*The request*: Will you give every entry again exactly as it stands?

*Listed records*:
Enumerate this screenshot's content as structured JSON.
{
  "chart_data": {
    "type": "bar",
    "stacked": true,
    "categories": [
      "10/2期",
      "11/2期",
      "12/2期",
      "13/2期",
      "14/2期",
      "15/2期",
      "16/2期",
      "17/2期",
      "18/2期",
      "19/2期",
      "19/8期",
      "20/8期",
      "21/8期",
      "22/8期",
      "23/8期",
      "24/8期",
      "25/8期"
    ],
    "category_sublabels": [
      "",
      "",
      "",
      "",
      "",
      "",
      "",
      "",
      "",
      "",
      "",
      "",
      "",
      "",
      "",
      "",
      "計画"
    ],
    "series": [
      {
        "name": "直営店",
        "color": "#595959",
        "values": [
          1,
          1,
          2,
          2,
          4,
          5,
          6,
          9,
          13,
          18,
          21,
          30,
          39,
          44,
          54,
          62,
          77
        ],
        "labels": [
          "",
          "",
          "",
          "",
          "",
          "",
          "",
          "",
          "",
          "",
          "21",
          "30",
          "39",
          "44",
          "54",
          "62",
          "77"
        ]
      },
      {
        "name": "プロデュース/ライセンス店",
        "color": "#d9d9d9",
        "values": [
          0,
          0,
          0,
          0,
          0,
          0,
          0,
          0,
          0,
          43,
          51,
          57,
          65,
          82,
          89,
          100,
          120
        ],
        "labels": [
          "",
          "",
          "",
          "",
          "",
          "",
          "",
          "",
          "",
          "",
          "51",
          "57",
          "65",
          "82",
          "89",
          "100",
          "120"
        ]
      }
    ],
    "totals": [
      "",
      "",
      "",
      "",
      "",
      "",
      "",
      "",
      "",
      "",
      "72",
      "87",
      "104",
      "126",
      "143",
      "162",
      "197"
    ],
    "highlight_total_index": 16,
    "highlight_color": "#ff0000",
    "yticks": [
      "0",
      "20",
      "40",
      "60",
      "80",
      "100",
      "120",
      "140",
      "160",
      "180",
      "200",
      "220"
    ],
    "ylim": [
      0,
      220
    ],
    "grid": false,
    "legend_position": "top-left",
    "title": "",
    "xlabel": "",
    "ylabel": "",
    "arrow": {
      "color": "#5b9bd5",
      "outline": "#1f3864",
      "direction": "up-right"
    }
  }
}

*Answer in full*:
Enumerate this screenshot's content as structured JSON.
{
  "chart_data": {
    "type": "bar",
    "stacked": true,
    "categories": [
      "10/2期",
      "11/2期",
      "12/2期",
      "13/2期",
      "14/2期",
      "15/2期",
      "16/2期",
      "17/2期",
      "18/2期",
      "19/2期",
      "19/8期",
      "20/8期",
      "21/8期",
      "22/8期",
      "23/8期",
      "24/8期",
      "25/8期"
    ],
    "category_sublabels": [
      "",
      "",
      "",
      "",
      "",
      "",
      "",
      "",
      "",
      "",
      "",
      "",
      "",
      "",
      "",
      "",
      "計画"
    ],
    "series": [
      {
        "name": "直営店",
        "color": "#595959",
        "values": [
          1,
          1,
          2,
          2,
          4,
          5,
          6,
          9,
          13,
          18,
          21,
          30,
          39,
          44,
          54,
          62,
          77
        ],
        "labels": [
          "",
          "",
          "",
          "",
          "",
          "",
          "",
          "",
          "",
          "",
          "21",
          "30",
          "39",
          "44",
          "54",
          "62",
          "77"
        ]
      },
      {
        "name": "プロデュース/ライセンス店",
        "color": "#d9d9d9",
        "values": [
          0,
          0,
          0,
          0,
          0,
          0,
          0,
          0,
          0,
          43,
          51,
          57,
          65,
          82,
          89,
          100,
          120
        ],
        "labels": [
          "",
          "",
          "",
          "",
          "",
          "",
          "",
          "",
          "",
          "",
          "51",
          "57",
          "65",
          "82",
          "89",
          "100",
          "120"
        ]
      }
    ],
    "totals": [
      "",
      "",
      "",
      "",
      "",
      "",
      "",
      "",
      "",
      "",
      "72",
      "87",
      "104",
      "126",
      "143",
      "162",
      "197"
    ],
    "highlight_total_index": 16,
    "highlight_color": "#ff0000",
    "yticks": [
      "0",
      "20",
      "40",
      "60",
      "80",
      "100",
      "120",
      "140",
      "160",
      "180",
      "200",
      "220"
    ],
    "ylim": [
      0,
      220
    ],
    "grid": false,
    "legend_position": "top-left",
    "title": "",
    "xlabel": "",
    "ylabel": "",
    "arrow": {
      "color": "#5b9bd5",
      "outline": "#1f3864",
      "direction": "up-right"
    }
  }
}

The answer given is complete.